■ Exercise task:
Your task is to restate the data word for word.

■ Data lines:
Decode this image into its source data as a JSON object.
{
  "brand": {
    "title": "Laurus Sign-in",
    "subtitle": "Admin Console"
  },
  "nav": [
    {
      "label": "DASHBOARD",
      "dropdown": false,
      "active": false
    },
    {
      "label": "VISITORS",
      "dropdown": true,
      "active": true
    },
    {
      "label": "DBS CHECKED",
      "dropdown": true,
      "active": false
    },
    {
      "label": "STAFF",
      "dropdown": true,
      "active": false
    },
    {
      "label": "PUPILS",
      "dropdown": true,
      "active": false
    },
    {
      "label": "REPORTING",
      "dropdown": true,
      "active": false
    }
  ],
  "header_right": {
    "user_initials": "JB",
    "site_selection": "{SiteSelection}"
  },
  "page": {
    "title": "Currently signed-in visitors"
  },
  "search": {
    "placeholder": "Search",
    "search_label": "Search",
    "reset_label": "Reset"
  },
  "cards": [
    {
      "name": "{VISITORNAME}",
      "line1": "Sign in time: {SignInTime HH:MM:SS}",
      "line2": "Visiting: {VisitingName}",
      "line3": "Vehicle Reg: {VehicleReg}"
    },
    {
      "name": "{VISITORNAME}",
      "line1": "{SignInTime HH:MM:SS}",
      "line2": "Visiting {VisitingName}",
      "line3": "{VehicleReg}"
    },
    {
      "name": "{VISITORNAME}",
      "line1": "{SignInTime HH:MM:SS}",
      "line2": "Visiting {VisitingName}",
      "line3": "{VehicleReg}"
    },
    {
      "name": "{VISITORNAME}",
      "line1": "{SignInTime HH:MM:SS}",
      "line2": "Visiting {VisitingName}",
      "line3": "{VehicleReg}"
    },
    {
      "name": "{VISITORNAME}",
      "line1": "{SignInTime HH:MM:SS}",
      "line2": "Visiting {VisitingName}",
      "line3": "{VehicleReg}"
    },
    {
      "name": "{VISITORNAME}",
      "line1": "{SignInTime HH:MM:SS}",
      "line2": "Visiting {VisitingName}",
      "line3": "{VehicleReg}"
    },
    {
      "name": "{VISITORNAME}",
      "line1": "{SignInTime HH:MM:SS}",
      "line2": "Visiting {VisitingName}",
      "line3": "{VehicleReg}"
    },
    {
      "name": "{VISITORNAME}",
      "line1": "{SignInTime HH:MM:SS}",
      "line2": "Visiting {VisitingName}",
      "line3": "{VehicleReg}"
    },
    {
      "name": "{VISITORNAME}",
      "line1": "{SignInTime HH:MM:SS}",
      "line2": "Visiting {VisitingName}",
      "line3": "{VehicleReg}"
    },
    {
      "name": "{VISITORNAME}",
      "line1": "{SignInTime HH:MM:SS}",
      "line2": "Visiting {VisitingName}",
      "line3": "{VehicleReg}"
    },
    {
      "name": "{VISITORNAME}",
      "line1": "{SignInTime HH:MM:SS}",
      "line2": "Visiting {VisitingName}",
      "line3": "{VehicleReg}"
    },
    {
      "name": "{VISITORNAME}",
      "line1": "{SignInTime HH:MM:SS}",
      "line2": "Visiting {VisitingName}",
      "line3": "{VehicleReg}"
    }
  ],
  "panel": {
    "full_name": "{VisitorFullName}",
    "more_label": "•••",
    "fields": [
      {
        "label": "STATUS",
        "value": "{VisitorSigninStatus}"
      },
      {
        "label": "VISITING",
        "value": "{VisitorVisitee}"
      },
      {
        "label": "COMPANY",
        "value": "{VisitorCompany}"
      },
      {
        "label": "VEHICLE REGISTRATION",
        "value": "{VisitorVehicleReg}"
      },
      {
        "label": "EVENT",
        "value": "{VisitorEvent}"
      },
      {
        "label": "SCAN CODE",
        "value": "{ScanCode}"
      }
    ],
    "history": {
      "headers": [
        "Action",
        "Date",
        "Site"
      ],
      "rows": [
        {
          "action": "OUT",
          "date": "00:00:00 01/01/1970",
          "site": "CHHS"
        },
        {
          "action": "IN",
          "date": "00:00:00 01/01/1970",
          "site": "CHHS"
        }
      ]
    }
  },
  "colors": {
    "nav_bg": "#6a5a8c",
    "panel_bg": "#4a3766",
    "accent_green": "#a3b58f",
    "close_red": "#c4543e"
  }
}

■ Reply to the task:
Decode this image into its source data as a JSON object.
{
  "brand": {
    "title": "Laurus Sign-in",
    "subtitle": "Admin Console"
  },
  "nav": [
    {
      "label": "DASHBOARD",
      "dropdown": false,
      "active": false
    },
    {
      "label": "VISITORS",
      "dropdown": true,
      "active": true
    },
    {
      "label": "DBS CHECKED",
      "dropdown": true,
      "active": false
    },
    {
      "label": "STAFF",
      "dropdown": true,
      "active": false
    },
    {
      "label": "PUPILS",
      "dropdown": true,
      "active": false
    },
    {
      "label": "REPORTING",
      "dropdown": true,
      "active": false
    }
  ],
  "header_right": {
    "user_initials": "JB",
    "site_selection": "{SiteSelection}"
  },
  "page": {
    "title": "Currently signed-in visitors"
  },
  "search": {
    "placeholder": "Search",
    "search_label": "Search",
    "reset_label": "Reset"
  },
  "cards": [
    {
      "name": "{VISITORNAME}",
      "line1": "Sign in time: {SignInTime HH:MM:SS}",
      "line2": "Visiting: {VisitingName}",
      "line3": "Vehicle Reg: {VehicleReg}"
    },
    {
      "name": "{VISITORNAME}",
      "line1": "{SignInTime HH:MM:SS}",
      "line2": "Visiting {VisitingName}",
      "line3": "{VehicleReg}"
    },
    {
      "name": "{VISITORNAME}",
      "line1": "{SignInTime HH:MM:SS}",
      "line2": "Visiting {VisitingName}",
      "line3": "{VehicleReg}"
    },
    {
      "name": "{VISITORNAME}",
      "line1": "{SignInTime HH:MM:SS}",
      "line2": "Visiting {VisitingName}",
      "line3": "{VehicleReg}"
    },
    {
      "name": "{VISITORNAME}",
      "line1": "{SignInTime HH:MM:SS}",
      "line2": "Visiting {VisitingName}",
      "line3": "{VehicleReg}"
    },
    {
      "name": "{VISITORNAME}",
      "line1": "{SignInTime HH:MM:SS}",
      "line2": "Visiting {VisitingName}",
      "line3": "{VehicleReg}"
    },
    {
      "name": "{VISITORNAME}",
      "line1": "{SignInTime HH:MM:SS}",
      "line2": "Visiting {VisitingName}",
      "line3": "{VehicleReg}"
    },
    {
      "name": "{VISITORNAME}",
      "line1": "{SignInTime HH:MM:SS}",
      "line2": "Visiting {VisitingName}",
      "line3": "{VehicleReg}"
    },
    {
      "name": "{VISITORNAME}",
      "line1": "{SignInTime HH:MM:SS}",
      "line2": "Visiting {VisitingName}",
      "line3": "{VehicleReg}"
    },
    {
      "name": "{VISITORNAME}",
      "line1": "{SignInTime HH:MM:SS}",
      "line2": "Visiting {VisitingName}",
      "line3": "{VehicleReg}"
    },
    {
      "name": "{VISITORNAME}",
      "line1": "{SignInTime HH:MM:SS}",
      "line2": "Visiting {VisitingName}",
      "line3": "{VehicleReg}"
    },
    {
      "name": "{VISITORNAME}",
      "line1": "{SignInTime HH:MM:SS}",
      "line2": "Visiting {VisitingName}",
      "line3": "{VehicleReg}"
    }
  ],
  "panel": {
    "full_name": "{VisitorFullName}",
    "more_label": "•••",
    "fields": [
      {
        "label": "STATUS",
        "value": "{VisitorSigninStatus}"
      },
      {
        "label": "VISITING",
        "value": "{VisitorVisitee}"
      },
      {
        "label": "COMPANY",
        "value": "{VisitorCompany}"
      },
      {
        "label": "VEHICLE REGISTRATION",
        "value": "{VisitorVehicleReg}"
      },
      {
        "label": "EVENT",
        "value": "{VisitorEvent}"
      },
      {
        "label": "SCAN CODE",
        "value": "{ScanCode}"
      }
    ],
    "history": {
      "headers": [
        "Action",
        "Date",
        "Site"
      ],
      "rows": [
        {
          "action": "OUT",
          "date": "00:00:00 01/01/1970",
          "site": "CHHS"
        },
        {
          "action": "IN",
          "date": "00:00:00 01/01/1970",
          "site": "CHHS"
        }
      ]
    }
  },
  "colors": {
    "nav_bg": "#6a5a8c",
    "panel_bg": "#4a3766",
    "accent_green": "#a3b58f",
    "close_red": "#c4543e"
  }
}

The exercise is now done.